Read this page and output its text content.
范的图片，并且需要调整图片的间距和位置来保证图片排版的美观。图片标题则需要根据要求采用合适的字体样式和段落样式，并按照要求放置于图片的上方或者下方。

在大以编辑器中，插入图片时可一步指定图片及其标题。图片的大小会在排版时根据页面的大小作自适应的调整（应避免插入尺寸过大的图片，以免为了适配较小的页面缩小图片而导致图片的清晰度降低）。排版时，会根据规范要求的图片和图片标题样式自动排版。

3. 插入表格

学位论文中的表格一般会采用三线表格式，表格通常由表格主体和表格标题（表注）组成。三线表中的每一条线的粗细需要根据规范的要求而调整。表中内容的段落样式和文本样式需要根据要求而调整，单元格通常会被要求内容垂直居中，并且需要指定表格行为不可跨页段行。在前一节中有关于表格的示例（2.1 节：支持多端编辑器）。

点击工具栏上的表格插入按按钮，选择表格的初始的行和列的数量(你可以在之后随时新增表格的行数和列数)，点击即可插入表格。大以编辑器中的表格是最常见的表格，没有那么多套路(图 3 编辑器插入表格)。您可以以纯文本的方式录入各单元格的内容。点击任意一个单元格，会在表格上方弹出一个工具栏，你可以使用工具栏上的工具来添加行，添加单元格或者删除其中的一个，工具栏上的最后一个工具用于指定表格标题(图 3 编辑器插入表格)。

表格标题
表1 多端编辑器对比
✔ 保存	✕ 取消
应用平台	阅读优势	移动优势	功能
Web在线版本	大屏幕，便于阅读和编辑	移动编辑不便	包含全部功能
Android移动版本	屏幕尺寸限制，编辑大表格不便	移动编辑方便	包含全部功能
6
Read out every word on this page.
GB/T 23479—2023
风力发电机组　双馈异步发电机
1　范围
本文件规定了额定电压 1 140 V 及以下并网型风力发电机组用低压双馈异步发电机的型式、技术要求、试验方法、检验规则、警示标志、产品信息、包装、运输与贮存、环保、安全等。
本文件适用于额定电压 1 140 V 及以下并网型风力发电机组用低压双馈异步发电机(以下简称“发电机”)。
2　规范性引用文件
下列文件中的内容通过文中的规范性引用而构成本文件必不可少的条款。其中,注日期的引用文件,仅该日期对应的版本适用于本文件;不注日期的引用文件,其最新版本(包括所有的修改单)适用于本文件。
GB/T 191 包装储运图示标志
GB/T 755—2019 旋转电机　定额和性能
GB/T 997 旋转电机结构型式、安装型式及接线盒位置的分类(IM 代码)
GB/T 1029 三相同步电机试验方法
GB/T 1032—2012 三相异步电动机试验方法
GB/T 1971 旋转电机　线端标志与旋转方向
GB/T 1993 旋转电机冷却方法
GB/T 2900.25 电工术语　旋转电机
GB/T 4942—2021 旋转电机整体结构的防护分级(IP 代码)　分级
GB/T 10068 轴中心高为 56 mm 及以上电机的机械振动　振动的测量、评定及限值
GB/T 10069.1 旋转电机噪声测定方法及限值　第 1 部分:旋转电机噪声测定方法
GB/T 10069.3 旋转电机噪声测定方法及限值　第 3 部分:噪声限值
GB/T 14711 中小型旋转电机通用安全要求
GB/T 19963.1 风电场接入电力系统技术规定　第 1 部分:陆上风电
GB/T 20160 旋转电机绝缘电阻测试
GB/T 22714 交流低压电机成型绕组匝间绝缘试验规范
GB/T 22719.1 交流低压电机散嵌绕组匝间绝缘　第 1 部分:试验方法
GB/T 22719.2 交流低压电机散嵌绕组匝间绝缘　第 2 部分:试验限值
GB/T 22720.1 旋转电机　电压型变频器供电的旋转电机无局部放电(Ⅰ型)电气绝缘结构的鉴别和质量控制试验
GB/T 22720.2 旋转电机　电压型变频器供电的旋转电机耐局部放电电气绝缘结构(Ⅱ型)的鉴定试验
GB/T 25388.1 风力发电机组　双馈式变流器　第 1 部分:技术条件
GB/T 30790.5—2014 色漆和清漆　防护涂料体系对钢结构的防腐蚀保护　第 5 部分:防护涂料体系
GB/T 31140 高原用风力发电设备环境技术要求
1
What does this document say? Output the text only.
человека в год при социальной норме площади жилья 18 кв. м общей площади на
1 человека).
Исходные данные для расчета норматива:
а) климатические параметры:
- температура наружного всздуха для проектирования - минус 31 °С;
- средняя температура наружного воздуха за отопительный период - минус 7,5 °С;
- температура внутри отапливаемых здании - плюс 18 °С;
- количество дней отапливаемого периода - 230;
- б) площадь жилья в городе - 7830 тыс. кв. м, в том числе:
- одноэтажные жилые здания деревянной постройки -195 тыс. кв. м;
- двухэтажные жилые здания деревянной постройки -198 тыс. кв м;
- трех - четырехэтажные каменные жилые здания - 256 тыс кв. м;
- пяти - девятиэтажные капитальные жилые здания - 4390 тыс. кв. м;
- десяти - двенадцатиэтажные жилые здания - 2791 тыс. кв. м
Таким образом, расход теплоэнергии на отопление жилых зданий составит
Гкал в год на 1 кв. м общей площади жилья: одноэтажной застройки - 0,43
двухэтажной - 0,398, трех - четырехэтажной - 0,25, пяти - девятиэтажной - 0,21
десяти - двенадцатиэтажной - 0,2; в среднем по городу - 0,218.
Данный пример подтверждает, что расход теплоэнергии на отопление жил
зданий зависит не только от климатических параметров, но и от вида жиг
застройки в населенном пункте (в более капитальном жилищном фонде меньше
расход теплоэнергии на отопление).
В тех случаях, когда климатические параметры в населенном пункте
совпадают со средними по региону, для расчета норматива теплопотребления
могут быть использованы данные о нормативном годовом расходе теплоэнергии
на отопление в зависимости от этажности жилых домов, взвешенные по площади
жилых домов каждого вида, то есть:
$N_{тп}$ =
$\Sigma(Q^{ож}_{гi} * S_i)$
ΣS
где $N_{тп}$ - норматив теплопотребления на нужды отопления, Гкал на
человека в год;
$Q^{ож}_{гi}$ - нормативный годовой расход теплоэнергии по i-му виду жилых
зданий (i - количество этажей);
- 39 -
━━━━━━━━
[WHAT THE TASK REQUIRES]: Can you give every line above again, exactly as written?

[RESULT FOR THIS EXERCISE]:
Read this page and output its text content.
范的图片，并且需要调整图片的间距和位置来保证图片排版的美观。图片标题则需要根据要求采用合适的字体样式和段落样式，并按照要求放置于图片的上方或者下方。

在大以编辑器中，插入图片时可一步指定图片及其标题。图片的大小会在排版时根据页面的大小作自适应的调整（应避免插入尺寸过大的图片，以免为了适配较小的页面缩小图片而导致图片的清晰度降低）。排版时，会根据规范要求的图片和图片标题样式自动排版。

3. 插入表格

学位论文中的表格一般会采用三线表格式，表格通常由表格主体和表格标题（表注）组成。三线表中的每一条线的粗细需要根据规范的要求而调整。表中内容的段落样式和文本样式需要根据要求而调整，单元格通常会被要求内容垂直居中，并且需要指定表格行为不可跨页段行。在前一节中有关于表格的示例（2.1 节：支持多端编辑器）。

点击工具栏上的表格插入按按钮，选择表格的初始的行和列的数量(你可以在之后随时新增表格的行数和列数)，点击即可插入表格。大以编辑器中的表格是最常见的表格，没有那么多套路(图 3 编辑器插入表格)。您可以以纯文本的方式录入各单元格的内容。点击任意一个单元格，会在表格上方弹出一个工具栏，你可以使用工具栏上的工具来添加行，添加单元格或者删除其中的一个，工具栏上的最后一个工具用于指定表格标题(图 3 编辑器插入表格)。

表格标题
表1 多端编辑器对比
✔ 保存	✕ 取消
应用平台	阅读优势	移动优势	功能
Web在线版本	大屏幕，便于阅读和编辑	移动编辑不便	包含全部功能
Android移动版本	屏幕尺寸限制，编辑大表格不便	移动编辑方便	包含全部功能
6
Read out every word on this page.
GB/T 23479—2023
风力发电机组　双馈异步发电机
1　范围
本文件规定了额定电压 1 140 V 及以下并网型风力发电机组用低压双馈异步发电机的型式、技术要求、试验方法、检验规则、警示标志、产品信息、包装、运输与贮存、环保、安全等。
本文件适用于额定电压 1 140 V 及以下并网型风力发电机组用低压双馈异步发电机(以下简称“发电机”)。
2　规范性引用文件
下列文件中的内容通过文中的规范性引用而构成本文件必不可少的条款。其中,注日期的引用文件,仅该日期对应的版本适用于本文件;不注日期的引用文件,其最新版本(包括所有的修改单)适用于本文件。
GB/T 191 包装储运图示标志
GB/T 755—2019 旋转电机　定额和性能
GB/T 997 旋转电机结构型式、安装型式及接线盒位置的分类(IM 代码)
GB/T 1029 三相同步电机试验方法
GB/T 1032—2012 三相异步电动机试验方法
GB/T 1971 旋转电机　线端标志与旋转方向
GB/T 1993 旋转电机冷却方法
GB/T 2900.25 电工术语　旋转电机
GB/T 4942—2021 旋转电机整体结构的防护分级(IP 代码)　分级
GB/T 10068 轴中心高为 56 mm 及以上电机的机械振动　振动的测量、评定及限值
GB/T 10069.1 旋转电机噪声测定方法及限值　第 1 部分:旋转电机噪声测定方法
GB/T 10069.3 旋转电机噪声测定方法及限值　第 3 部分:噪声限值
GB/T 14711 中小型旋转电机通用安全要求
GB/T 19963.1 风电场接入电力系统技术规定　第 1 部分:陆上风电
GB/T 20160 旋转电机绝缘电阻测试
GB/T 22714 交流低压电机成型绕组匝间绝缘试验规范
GB/T 22719.1 交流低压电机散嵌绕组匝间绝缘　第 1 部分:试验方法
GB/T 22719.2 交流低压电机散嵌绕组匝间绝缘　第 2 部分:试验限值
GB/T 22720.1 旋转电机　电压型变频器供电的旋转电机无局部放电(Ⅰ型)电气绝缘结构的鉴别和质量控制试验
GB/T 22720.2 旋转电机　电压型变频器供电的旋转电机耐局部放电电气绝缘结构(Ⅱ型)的鉴定试验
GB/T 25388.1 风力发电机组　双馈式变流器　第 1 部分:技术条件
GB/T 30790.5—2014 色漆和清漆　防护涂料体系对钢结构的防腐蚀保护　第 5 部分:防护涂料体系
GB/T 31140 高原用风力发电设备环境技术要求
1
What does this document say? Output the text only.
человека в год при социальной норме площади жилья 18 кв. м общей площади на
1 человека).
Исходные данные для расчета норматива:
а) климатические параметры:
- температура наружного всздуха для проектирования - минус 31 °С;
- средняя температура наружного воздуха за отопительный период - минус 7,5 °С;
- температура внутри отапливаемых здании - плюс 18 °С;
- количество дней отапливаемого периода - 230;
- б) площадь жилья в городе - 7830 тыс. кв. м, в том числе:
- одноэтажные жилые здания деревянной постройки -195 тыс. кв. м;
- двухэтажные жилые здания деревянной постройки -198 тыс. кв м;
- трех - четырехэтажные каменные жилые здания - 256 тыс кв. м;
- пяти - девятиэтажные капитальные жилые здания - 4390 тыс. кв. м;
- десяти - двенадцатиэтажные жилые здания - 2791 тыс. кв. м
Таким образом, расход теплоэнергии на отопление жилых зданий составит
Гкал в год на 1 кв. м общей площади жилья: одноэтажной застройки - 0,43
двухэтажной - 0,398, трех - четырехэтажной - 0,25, пяти - девятиэтажной - 0,21
десяти - двенадцатиэтажной - 0,2; в среднем по городу - 0,218.
Данный пример подтверждает, что расход теплоэнергии на отопление жил
зданий зависит не только от климатических параметров, но и от вида жиг
застройки в населенном пункте (в более капитальном жилищном фонде меньше
расход теплоэнергии на отопление).
В тех случаях, когда климатические параметры в населенном пункте
совпадают со средними по региону, для расчета норматива теплопотребления
могут быть использованы данные о нормативном годовом расходе теплоэнергии
на отопление в зависимости от этажности жилых домов, взвешенные по площади
жилых домов каждого вида, то есть:
$N_{тп}$ =
$\Sigma(Q^{ож}_{гi} * S_i)$
ΣS
где $N_{тп}$ - норматив теплопотребления на нужды отопления, Гкал на
человека в год;
$Q^{ож}_{гi}$ - нормативный годовой расход теплоэнергии по i-му виду жилых
зданий (i - количество этажей);
- 39 -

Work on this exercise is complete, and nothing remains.